◆ Extracted information ◆
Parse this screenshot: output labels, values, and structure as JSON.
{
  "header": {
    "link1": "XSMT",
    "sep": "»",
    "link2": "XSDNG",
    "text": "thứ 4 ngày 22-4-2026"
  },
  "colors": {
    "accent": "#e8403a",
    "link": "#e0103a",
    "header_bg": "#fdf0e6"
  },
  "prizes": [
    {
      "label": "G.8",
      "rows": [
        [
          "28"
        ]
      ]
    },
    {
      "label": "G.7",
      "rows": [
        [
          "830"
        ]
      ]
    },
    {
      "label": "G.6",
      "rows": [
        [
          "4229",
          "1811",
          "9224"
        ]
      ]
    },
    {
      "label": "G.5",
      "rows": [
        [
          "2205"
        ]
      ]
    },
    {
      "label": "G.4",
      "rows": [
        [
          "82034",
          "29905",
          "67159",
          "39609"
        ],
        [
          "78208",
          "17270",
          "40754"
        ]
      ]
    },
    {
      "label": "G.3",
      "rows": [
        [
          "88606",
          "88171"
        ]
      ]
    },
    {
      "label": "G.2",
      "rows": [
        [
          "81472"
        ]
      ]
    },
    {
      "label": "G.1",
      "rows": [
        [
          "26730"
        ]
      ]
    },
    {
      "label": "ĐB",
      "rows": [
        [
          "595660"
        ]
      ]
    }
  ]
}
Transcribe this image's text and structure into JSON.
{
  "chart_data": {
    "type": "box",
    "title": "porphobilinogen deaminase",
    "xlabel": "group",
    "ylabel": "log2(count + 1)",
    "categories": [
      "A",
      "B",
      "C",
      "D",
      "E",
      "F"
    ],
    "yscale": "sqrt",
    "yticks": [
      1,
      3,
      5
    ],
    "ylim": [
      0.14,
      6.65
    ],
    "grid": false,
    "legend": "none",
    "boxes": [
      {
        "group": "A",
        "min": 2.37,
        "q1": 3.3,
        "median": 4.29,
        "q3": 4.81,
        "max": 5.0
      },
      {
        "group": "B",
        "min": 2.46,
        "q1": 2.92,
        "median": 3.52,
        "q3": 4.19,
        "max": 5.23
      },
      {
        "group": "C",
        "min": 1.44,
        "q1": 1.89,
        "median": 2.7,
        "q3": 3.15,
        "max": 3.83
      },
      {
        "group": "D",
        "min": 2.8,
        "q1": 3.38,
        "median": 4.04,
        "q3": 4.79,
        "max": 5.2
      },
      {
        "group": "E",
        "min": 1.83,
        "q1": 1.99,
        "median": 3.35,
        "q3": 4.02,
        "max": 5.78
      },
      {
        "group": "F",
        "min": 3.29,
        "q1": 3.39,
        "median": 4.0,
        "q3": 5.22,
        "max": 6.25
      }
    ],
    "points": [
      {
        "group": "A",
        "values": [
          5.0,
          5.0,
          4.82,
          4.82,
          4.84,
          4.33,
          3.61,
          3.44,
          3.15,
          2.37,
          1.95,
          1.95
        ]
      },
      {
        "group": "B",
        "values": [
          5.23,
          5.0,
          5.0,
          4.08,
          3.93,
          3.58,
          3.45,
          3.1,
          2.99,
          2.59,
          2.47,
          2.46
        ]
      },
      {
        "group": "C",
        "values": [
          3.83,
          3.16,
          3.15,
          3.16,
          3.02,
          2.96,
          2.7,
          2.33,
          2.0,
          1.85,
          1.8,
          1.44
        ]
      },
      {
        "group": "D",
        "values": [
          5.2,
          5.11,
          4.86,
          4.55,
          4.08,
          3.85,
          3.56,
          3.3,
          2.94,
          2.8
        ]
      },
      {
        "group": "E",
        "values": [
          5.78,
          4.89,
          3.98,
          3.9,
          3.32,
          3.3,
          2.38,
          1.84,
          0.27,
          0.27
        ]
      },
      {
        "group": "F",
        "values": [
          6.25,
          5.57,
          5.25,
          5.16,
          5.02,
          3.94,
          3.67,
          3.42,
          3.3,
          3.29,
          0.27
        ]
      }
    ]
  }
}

◆ Exercise task ◆
In the lines above, find each one with "structure" and list it.

◆ Task response ◆
Parse this screenshot: output labels, values, and structure as JSON.
Transcribe this image's text and structure into JSON.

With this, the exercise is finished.